Show every line containing "Model" by copying it.
─── DATA EXCERPTS
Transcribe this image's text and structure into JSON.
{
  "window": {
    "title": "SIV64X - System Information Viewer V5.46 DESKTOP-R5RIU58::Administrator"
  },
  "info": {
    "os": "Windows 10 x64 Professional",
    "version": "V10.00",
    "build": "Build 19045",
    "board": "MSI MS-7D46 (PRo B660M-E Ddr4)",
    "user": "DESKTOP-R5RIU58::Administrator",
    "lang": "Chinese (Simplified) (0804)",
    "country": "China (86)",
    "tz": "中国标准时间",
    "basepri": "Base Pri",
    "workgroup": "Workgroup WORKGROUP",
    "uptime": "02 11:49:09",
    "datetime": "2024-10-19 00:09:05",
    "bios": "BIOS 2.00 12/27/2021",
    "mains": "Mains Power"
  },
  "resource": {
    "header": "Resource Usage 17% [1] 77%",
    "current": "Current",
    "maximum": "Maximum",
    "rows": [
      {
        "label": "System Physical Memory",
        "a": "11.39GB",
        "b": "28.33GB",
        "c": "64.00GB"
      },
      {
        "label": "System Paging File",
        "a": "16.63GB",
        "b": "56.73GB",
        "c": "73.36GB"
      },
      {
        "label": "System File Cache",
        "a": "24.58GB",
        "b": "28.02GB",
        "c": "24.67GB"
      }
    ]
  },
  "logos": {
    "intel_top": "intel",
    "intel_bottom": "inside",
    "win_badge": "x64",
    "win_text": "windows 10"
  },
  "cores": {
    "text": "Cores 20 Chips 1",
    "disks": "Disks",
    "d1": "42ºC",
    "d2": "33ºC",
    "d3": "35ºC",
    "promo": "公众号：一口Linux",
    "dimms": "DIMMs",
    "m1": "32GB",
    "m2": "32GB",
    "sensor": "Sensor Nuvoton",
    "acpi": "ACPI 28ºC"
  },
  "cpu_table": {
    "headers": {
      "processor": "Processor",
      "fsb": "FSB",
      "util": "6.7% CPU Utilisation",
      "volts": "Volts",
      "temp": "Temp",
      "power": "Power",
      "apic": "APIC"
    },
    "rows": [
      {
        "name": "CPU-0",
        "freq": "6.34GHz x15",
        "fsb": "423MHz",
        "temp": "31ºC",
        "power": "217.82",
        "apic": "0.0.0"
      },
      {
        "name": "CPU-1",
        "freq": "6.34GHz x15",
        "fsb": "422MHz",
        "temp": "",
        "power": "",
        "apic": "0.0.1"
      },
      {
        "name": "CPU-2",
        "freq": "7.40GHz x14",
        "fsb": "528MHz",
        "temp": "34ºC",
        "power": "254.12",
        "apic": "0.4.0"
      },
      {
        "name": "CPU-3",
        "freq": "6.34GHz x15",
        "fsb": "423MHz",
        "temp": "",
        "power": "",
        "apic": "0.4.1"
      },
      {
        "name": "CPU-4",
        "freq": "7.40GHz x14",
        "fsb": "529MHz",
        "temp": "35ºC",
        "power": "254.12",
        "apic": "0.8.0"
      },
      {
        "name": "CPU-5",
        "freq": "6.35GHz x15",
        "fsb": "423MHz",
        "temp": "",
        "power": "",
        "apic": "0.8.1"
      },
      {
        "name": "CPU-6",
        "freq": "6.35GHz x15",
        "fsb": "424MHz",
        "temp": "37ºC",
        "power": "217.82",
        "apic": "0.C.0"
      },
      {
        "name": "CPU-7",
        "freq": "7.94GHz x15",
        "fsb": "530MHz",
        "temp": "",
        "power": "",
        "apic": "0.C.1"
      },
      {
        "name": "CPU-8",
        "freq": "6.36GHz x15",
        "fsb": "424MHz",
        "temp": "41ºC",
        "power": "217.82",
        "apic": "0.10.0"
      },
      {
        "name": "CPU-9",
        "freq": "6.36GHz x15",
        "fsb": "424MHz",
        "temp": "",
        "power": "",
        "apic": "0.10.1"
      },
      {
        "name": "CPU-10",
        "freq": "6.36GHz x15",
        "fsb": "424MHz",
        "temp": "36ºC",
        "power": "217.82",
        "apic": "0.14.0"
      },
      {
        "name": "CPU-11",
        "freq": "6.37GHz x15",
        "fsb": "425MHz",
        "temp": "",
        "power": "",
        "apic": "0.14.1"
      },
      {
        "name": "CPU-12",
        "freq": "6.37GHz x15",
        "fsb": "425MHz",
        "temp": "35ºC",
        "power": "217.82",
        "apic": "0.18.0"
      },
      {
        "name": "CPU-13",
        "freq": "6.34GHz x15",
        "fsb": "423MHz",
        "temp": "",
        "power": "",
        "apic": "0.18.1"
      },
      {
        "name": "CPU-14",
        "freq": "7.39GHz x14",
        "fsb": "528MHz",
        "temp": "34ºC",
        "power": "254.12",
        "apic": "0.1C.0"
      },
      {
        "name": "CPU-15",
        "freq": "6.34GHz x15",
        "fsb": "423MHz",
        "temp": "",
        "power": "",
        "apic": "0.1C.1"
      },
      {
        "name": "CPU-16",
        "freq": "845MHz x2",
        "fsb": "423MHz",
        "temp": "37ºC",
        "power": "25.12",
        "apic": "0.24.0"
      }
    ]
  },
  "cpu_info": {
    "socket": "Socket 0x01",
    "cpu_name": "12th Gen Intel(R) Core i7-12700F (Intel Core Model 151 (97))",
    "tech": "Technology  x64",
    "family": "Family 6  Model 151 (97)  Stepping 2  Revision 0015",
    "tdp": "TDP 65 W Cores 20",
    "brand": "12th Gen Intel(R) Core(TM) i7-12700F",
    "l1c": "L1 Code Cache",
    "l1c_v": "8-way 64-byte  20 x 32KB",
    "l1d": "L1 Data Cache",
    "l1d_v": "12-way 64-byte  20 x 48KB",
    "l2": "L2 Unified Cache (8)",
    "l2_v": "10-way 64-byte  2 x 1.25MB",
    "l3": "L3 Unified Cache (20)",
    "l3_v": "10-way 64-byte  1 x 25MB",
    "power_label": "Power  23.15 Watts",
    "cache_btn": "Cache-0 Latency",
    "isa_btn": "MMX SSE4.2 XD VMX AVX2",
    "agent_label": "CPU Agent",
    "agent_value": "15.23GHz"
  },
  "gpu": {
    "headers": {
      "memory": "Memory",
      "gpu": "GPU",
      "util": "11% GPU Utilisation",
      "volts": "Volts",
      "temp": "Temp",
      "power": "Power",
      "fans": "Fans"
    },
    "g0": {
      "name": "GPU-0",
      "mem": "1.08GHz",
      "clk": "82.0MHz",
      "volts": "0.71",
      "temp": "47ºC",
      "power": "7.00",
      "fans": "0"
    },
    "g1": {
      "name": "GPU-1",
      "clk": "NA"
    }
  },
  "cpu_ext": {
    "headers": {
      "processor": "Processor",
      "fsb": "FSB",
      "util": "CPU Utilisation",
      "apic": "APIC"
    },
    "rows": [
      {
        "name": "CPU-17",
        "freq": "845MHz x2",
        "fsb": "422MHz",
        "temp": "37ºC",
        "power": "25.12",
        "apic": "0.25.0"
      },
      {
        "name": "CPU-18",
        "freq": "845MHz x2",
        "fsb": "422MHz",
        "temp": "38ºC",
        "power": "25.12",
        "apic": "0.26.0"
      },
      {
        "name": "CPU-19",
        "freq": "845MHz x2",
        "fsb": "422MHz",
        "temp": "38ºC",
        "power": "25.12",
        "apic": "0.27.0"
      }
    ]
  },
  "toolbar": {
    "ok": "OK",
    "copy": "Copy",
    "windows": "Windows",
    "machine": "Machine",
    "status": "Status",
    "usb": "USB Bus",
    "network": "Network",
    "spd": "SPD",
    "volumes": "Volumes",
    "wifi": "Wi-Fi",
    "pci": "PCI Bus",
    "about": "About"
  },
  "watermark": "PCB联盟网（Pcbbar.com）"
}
──────
#### [ANSWER TO THIS TASK]
    "cpu_name": "12th Gen Intel(R) Core i7-12700F (Intel Core Model 151 (97))",
    "family": "Family 6  Model 151 (97)  Stepping 2  Revision 0015",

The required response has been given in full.